Raw records:
※ ※ ※

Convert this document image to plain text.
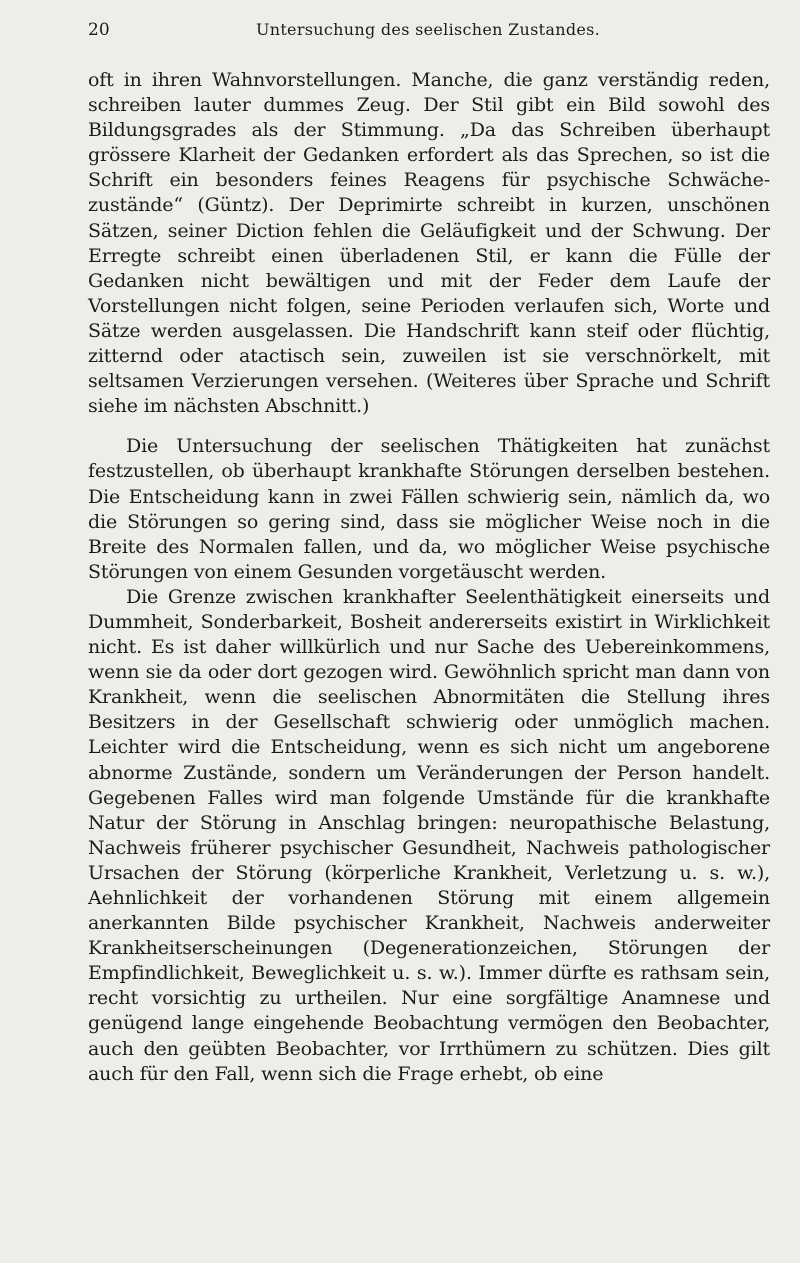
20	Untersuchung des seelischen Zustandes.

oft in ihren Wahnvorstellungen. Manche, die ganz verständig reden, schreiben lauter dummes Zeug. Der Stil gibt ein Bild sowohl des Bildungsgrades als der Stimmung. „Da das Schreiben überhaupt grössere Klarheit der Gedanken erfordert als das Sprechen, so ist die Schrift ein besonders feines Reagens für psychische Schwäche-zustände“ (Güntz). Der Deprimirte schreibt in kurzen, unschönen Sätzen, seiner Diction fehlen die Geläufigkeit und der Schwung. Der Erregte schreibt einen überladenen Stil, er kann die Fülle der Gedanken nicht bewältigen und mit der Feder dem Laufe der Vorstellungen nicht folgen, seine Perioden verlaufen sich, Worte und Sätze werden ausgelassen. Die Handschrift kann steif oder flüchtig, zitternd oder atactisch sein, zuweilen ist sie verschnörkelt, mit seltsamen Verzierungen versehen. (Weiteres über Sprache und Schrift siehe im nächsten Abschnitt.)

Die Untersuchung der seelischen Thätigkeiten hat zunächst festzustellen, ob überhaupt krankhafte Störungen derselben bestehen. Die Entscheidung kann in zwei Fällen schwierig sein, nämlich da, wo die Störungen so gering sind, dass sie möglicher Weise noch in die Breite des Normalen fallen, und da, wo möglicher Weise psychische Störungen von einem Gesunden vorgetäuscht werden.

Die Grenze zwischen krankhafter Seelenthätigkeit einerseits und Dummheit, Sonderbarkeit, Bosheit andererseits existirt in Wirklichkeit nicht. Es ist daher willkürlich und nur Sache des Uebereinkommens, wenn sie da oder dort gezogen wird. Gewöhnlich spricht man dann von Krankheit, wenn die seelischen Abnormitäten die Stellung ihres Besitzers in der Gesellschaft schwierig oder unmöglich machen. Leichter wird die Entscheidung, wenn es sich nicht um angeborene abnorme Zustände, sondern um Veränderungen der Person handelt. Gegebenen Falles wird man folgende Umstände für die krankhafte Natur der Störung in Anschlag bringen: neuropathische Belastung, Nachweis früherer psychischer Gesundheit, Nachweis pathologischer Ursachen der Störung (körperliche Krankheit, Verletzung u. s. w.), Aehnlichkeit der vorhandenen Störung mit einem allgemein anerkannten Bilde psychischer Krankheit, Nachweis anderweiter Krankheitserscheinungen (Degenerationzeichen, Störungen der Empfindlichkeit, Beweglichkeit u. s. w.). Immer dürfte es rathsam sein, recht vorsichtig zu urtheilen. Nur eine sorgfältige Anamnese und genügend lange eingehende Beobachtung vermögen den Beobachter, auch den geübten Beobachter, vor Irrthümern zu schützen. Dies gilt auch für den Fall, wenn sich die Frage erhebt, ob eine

※ ※ ※

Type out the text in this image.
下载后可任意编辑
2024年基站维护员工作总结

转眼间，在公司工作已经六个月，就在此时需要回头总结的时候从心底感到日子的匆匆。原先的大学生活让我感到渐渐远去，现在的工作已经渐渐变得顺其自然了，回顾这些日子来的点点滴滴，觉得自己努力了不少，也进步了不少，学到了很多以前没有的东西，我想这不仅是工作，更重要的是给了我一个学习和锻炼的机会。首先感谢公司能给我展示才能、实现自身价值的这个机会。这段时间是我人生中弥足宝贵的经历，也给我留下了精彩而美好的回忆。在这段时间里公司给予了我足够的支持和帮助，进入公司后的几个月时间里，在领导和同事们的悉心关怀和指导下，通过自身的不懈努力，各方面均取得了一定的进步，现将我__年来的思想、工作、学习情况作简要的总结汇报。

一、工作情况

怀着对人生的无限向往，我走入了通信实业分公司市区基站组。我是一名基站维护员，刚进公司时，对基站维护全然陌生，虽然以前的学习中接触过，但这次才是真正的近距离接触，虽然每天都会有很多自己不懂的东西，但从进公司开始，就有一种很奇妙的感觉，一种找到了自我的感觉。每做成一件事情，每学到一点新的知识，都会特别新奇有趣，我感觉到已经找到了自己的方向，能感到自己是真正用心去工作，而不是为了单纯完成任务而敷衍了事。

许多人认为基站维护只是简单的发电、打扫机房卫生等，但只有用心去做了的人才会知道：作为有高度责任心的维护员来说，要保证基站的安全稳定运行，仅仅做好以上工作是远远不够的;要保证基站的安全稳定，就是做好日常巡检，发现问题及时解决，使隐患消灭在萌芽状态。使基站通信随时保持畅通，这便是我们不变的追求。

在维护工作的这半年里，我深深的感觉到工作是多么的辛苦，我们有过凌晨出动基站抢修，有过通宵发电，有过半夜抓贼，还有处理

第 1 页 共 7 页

※ ※ ※

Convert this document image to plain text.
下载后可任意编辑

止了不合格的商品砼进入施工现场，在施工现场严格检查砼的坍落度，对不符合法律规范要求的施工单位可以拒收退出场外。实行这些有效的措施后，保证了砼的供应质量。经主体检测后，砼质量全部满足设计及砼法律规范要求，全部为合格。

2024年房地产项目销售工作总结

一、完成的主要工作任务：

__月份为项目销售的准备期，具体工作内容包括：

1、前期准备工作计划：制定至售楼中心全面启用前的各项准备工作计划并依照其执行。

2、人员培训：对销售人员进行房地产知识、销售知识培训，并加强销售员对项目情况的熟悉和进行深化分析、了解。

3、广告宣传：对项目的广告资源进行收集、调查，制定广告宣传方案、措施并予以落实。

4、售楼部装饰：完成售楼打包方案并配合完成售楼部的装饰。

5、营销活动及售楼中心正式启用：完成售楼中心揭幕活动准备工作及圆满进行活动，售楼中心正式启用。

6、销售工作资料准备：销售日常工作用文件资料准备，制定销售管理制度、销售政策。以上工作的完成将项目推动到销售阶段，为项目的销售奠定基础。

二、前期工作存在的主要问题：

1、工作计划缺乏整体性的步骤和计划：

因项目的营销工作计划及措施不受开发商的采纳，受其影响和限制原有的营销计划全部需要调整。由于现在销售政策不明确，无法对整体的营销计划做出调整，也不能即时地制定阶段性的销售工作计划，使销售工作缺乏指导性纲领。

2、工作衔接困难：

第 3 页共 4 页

※ ※ ※

Given problem:
Copy all lines of the material above where the string "Untersuchung" occurs.

Exercise result:
20	Untersuchung des seelischen Zustandes.
Die Untersuchung der seelischen Thätigkeiten hat zunächst festzustellen, ob überhaupt krankhafte Störungen derselben bestehen. Die Entscheidung kann in zwei Fällen schwierig sein, nämlich da, wo die Störungen so gering sind, dass sie möglicher Weise noch in die Breite des Normalen fallen, und da, wo möglicher Weise psychische Störungen von einem Gesunden vorgetäuscht werden.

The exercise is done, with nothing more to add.